**Set task:** Repeat the listing in full, word for word.

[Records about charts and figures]

******************************

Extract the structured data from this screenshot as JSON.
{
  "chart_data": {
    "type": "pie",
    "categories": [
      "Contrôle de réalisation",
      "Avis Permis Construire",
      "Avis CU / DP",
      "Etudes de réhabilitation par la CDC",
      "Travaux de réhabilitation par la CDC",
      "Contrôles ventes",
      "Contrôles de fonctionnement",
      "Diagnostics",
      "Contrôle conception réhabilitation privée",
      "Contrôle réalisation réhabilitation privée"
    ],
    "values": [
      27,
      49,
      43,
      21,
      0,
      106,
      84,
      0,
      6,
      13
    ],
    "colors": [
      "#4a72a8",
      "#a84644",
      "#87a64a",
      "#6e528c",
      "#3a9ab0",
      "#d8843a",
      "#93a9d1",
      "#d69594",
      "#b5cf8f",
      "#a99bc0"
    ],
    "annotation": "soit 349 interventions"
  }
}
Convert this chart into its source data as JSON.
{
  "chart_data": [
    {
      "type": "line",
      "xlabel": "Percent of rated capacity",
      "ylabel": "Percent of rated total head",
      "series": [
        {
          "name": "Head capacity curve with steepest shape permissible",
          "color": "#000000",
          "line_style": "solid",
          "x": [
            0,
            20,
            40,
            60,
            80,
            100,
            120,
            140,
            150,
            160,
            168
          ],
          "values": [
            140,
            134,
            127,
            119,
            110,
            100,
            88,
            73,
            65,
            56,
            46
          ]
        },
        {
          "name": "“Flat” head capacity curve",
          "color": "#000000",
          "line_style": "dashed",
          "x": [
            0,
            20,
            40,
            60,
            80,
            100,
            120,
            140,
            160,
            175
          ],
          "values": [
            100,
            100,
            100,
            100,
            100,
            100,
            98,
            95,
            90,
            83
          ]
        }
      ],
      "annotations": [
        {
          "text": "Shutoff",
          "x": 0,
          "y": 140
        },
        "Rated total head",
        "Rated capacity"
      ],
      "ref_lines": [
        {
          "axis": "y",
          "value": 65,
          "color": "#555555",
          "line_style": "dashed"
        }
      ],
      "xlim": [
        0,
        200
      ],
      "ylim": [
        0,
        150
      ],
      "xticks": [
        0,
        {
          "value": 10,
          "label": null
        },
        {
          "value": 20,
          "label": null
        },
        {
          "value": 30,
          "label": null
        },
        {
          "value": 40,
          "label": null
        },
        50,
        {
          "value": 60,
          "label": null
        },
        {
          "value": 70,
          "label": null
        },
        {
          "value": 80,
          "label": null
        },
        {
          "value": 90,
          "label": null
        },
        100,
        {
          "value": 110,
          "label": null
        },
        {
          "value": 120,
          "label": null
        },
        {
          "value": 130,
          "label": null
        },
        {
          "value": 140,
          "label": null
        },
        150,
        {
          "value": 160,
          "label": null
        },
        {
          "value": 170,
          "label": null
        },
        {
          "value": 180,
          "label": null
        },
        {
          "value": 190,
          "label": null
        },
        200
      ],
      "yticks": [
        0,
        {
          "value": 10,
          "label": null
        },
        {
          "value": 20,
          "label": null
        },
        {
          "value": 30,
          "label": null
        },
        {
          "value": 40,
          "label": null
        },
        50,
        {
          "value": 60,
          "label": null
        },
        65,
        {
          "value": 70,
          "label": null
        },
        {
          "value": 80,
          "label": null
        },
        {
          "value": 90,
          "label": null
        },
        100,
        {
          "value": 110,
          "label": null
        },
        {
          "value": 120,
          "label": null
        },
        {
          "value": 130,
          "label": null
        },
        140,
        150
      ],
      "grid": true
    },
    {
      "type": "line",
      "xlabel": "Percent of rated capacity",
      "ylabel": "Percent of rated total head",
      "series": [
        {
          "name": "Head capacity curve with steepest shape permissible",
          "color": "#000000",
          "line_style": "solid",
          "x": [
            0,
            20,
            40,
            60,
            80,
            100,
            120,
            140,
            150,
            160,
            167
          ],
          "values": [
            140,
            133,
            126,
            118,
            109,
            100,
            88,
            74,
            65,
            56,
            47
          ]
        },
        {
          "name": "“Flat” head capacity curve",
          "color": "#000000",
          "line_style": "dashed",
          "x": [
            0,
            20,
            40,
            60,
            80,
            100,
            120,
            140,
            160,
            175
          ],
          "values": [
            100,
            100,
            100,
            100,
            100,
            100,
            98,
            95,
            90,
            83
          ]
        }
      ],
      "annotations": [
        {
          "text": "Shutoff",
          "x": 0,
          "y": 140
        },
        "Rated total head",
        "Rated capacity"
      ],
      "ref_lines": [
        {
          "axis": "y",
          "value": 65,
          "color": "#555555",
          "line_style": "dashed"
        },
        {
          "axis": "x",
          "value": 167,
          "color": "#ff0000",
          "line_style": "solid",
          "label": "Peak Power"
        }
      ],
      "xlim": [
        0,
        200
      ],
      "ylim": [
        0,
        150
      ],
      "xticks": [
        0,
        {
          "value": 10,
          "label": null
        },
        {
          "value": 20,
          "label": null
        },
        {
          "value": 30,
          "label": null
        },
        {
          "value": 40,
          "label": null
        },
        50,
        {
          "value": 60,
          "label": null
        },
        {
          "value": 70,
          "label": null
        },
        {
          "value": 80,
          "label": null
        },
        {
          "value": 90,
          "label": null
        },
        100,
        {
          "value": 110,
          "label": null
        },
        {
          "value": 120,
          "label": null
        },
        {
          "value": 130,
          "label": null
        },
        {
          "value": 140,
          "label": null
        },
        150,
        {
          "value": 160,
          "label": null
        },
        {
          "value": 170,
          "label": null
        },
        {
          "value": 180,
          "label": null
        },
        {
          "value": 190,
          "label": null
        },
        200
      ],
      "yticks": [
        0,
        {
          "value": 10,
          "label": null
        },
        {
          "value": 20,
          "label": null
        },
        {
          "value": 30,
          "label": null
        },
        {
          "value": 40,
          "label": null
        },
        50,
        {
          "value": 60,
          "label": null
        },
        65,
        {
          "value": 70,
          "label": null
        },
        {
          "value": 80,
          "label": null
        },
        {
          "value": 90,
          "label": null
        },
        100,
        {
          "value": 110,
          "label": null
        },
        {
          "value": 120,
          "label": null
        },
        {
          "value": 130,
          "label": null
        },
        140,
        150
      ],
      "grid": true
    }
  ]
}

******************************

**Task answer:**
Extract the structured data from this screenshot as JSON.
{
  "chart_data": {
    "type": "pie",
    "categories": [
      "Contrôle de réalisation",
      "Avis Permis Construire",
      "Avis CU / DP",
      "Etudes de réhabilitation par la CDC",
      "Travaux de réhabilitation par la CDC",
      "Contrôles ventes",
      "Contrôles de fonctionnement",
      "Diagnostics",
      "Contrôle conception réhabilitation privée",
      "Contrôle réalisation réhabilitation privée"
    ],
    "values": [
      27,
      49,
      43,
      21,
      0,
      106,
      84,
      0,
      6,
      13
    ],
    "colors": [
      "#4a72a8",
      "#a84644",
      "#87a64a",
      "#6e528c",
      "#3a9ab0",
      "#d8843a",
      "#93a9d1",
      "#d69594",
      "#b5cf8f",
      "#a99bc0"
    ],
    "annotation": "soit 349 interventions"
  }
}
Convert this chart into its source data as JSON.
{
  "chart_data": [
    {
      "type": "line",
      "xlabel": "Percent of rated capacity",
      "ylabel": "Percent of rated total head",
      "series": [
        {
          "name": "Head capacity curve with steepest shape permissible",
          "color": "#000000",
          "line_style": "solid",
          "x": [
            0,
            20,
            40,
            60,
            80,
            100,
            120,
            140,
            150,
            160,
            168
          ],
          "values": [
            140,
            134,
            127,
            119,
            110,
            100,
            88,
            73,
            65,
            56,
            46
          ]
        },
        {
          "name": "“Flat” head capacity curve",
          "color": "#000000",
          "line_style": "dashed",
          "x": [
            0,
            20,
            40,
            60,
            80,
            100,
            120,
            140,
            160,
            175
          ],
          "values": [
            100,
            100,
            100,
            100,
            100,
            100,
            98,
            95,
            90,
            83
          ]
        }
      ],
      "annotations": [
        {
          "text": "Shutoff",
          "x": 0,
          "y": 140
        },
        "Rated total head",
        "Rated capacity"
      ],
      "ref_lines": [
        {
          "axis": "y",
          "value": 65,
          "color": "#555555",
          "line_style": "dashed"
        }
      ],
      "xlim": [
        0,
        200
      ],
      "ylim": [
        0,
        150
      ],
      "xticks": [
        0,
        {
          "value": 10,
          "label": null
        },
        {
          "value": 20,
          "label": null
        },
        {
          "value": 30,
          "label": null
        },
        {
          "value": 40,
          "label": null
        },
        50,
        {
          "value": 60,
          "label": null
        },
        {
          "value": 70,
          "label": null
        },
        {
          "value": 80,
          "label": null
        },
        {
          "value": 90,
          "label": null
        },
        100,
        {
          "value": 110,
          "label": null
        },
        {
          "value": 120,
          "label": null
        },
        {
          "value": 130,
          "label": null
        },
        {
          "value": 140,
          "label": null
        },
        150,
        {
          "value": 160,
          "label": null
        },
        {
          "value": 170,
          "label": null
        },
        {
          "value": 180,
          "label": null
        },
        {
          "value": 190,
          "label": null
        },
        200
      ],
      "yticks": [
        0,
        {
          "value": 10,
          "label": null
        },
        {
          "value": 20,
          "label": null
        },
        {
          "value": 30,
          "label": null
        },
        {
          "value": 40,
          "label": null
        },
        50,
        {
          "value": 60,
          "label": null
        },
        65,
        {
          "value": 70,
          "label": null
        },
        {
          "value": 80,
          "label": null
        },
        {
          "value": 90,
          "label": null
        },
        100,
        {
          "value": 110,
          "label": null
        },
        {
          "value": 120,
          "label": null
        },
        {
          "value": 130,
          "label": null
        },
        140,
        150
      ],
      "grid": true
    },
    {
      "type": "line",
      "xlabel": "Percent of rated capacity",
      "ylabel": "Percent of rated total head",
      "series": [
        {
          "name": "Head capacity curve with steepest shape permissible",
          "color": "#000000",
          "line_style": "solid",
          "x": [
            0,
            20,
            40,
            60,
            80,
            100,
            120,
            140,
            150,
            160,
            167
          ],
          "values": [
            140,
            133,
            126,
            118,
            109,
            100,
            88,
            74,
            65,
            56,
            47
          ]
        },
        {
          "name": "“Flat” head capacity curve",
          "color": "#000000",
          "line_style": "dashed",
          "x": [
            0,
            20,
            40,
            60,
            80,
            100,
            120,
            140,
            160,
            175
          ],
          "values": [
            100,
            100,
            100,
            100,
            100,
            100,
            98,
            95,
            90,
            83
          ]
        }
      ],
      "annotations": [
        {
          "text": "Shutoff",
          "x": 0,
          "y": 140
        },
        "Rated total head",
        "Rated capacity"
      ],
      "ref_lines": [
        {
          "axis": "y",
          "value": 65,
          "color": "#555555",
          "line_style": "dashed"
        },
        {
          "axis": "x",
          "value": 167,
          "color": "#ff0000",
          "line_style": "solid",
          "label": "Peak Power"
        }
      ],
      "xlim": [
        0,
        200
      ],
      "ylim": [
        0,
        150
      ],
      "xticks": [
        0,
        {
          "value": 10,
          "label": null
        },
        {
          "value": 20,
          "label": null
        },
        {
          "value": 30,
          "label": null
        },
        {
          "value": 40,
          "label": null
        },
        50,
        {
          "value": 60,
          "label": null
        },
        {
          "value": 70,
          "label": null
        },
        {
          "value": 80,
          "label": null
        },
        {
          "value": 90,
          "label": null
        },
        100,
        {
          "value": 110,
          "label": null
        },
        {
          "value": 120,
          "label": null
        },
        {
          "value": 130,
          "label": null
        },
        {
          "value": 140,
          "label": null
        },
        150,
        {
          "value": 160,
          "label": null
        },
        {
          "value": 170,
          "label": null
        },
        {
          "value": 180,
          "label": null
        },
        {
          "value": 190,
          "label": null
        },
        200
      ],
      "yticks": [
        0,
        {
          "value": 10,
          "label": null
        },
        {
          "value": 20,
          "label": null
        },
        {
          "value": 30,
          "label": null
        },
        {
          "value": 40,
          "label": null
        },
        50,
        {
          "value": 60,
          "label": null
        },
        65,
        {
          "value": 70,
          "label": null
        },
        {
          "value": 80,
          "label": null
        },
        {
          "value": 90,
          "label": null
        },
        100,
        {
          "value": 110,
          "label": null
        },
        {
          "value": 120,
          "label": null
        },
        {
          "value": 130,
          "label": null
        },
        140,
        150
      ],
      "grid": true
    }
  ]
}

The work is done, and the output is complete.